DO THIS:
Keep only the lines of the listing that include the word "content", and copy them.
----- SUPPLIED DATA
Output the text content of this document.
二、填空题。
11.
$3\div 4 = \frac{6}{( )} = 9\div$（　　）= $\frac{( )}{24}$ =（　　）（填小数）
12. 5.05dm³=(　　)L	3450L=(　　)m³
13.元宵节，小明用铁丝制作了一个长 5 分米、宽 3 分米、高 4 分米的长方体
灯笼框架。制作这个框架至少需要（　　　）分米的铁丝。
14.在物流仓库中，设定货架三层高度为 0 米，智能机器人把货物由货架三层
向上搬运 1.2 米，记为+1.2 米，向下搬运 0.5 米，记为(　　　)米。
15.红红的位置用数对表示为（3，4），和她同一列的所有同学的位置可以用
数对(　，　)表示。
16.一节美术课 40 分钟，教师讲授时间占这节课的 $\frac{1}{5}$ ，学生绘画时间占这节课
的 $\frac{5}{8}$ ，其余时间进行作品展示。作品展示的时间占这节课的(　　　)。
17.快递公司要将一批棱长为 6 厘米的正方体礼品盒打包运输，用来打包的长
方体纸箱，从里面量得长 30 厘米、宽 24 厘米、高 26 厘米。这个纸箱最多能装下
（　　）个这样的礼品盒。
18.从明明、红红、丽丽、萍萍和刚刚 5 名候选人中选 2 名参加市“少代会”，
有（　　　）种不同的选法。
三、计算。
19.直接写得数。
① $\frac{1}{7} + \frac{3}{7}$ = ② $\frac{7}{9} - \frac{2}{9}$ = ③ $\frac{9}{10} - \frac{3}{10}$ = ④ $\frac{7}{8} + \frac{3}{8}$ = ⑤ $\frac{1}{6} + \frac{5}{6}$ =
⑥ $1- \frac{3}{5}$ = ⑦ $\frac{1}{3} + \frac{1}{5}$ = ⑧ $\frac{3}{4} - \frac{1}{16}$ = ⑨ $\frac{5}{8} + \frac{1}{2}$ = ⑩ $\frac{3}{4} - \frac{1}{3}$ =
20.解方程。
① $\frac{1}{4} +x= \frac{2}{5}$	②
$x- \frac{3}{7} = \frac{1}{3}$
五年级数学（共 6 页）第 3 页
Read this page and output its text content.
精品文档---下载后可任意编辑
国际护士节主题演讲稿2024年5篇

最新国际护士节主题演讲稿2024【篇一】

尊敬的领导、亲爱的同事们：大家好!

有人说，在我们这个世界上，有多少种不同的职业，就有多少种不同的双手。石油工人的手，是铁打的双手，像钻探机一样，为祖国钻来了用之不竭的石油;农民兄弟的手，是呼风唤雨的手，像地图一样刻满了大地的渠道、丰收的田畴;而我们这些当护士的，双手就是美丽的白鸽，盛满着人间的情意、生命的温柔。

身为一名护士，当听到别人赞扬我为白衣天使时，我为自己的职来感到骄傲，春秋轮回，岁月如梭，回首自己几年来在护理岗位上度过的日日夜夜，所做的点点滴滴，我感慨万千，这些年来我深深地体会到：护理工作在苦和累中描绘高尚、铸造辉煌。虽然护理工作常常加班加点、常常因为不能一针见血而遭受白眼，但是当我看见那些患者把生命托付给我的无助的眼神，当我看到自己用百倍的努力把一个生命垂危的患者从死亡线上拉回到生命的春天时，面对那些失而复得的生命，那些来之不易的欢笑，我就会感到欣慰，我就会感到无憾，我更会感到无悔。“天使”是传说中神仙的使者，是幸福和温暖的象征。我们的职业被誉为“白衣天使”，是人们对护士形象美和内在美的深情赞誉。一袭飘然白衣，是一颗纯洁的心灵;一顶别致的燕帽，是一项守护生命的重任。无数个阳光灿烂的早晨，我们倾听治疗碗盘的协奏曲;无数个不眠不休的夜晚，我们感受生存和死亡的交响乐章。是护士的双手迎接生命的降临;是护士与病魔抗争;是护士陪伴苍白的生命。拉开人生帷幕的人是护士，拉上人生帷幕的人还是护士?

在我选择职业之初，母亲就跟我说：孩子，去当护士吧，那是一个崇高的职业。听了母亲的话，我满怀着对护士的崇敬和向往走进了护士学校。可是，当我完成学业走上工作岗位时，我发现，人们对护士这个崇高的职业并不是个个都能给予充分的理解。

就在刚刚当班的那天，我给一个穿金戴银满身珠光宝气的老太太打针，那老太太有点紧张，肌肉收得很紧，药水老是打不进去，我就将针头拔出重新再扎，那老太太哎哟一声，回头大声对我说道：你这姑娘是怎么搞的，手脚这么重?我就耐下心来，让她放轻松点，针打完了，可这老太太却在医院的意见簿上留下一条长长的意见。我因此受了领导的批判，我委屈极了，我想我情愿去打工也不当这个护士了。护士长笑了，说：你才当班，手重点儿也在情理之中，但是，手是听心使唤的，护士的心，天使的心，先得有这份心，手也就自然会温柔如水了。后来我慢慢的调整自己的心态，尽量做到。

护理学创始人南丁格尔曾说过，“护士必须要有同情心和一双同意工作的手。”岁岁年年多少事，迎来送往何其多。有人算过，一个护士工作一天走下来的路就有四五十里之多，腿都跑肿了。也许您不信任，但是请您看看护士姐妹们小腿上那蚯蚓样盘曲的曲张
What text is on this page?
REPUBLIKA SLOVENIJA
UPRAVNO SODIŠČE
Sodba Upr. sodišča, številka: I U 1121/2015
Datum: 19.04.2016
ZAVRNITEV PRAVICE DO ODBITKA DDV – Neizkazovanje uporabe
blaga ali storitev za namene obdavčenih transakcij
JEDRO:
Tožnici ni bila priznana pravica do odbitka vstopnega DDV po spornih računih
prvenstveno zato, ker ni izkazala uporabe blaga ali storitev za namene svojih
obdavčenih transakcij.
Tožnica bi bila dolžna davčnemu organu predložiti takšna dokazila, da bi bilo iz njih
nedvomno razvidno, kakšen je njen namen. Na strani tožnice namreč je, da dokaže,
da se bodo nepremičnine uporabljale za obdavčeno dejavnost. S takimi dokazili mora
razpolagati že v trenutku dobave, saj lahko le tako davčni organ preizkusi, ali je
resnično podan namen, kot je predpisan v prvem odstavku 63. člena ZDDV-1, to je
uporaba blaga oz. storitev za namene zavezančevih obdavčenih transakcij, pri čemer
----------
SOLUTION TO THIS TASK:
Output the text content of this document.
Read this page and output its text content.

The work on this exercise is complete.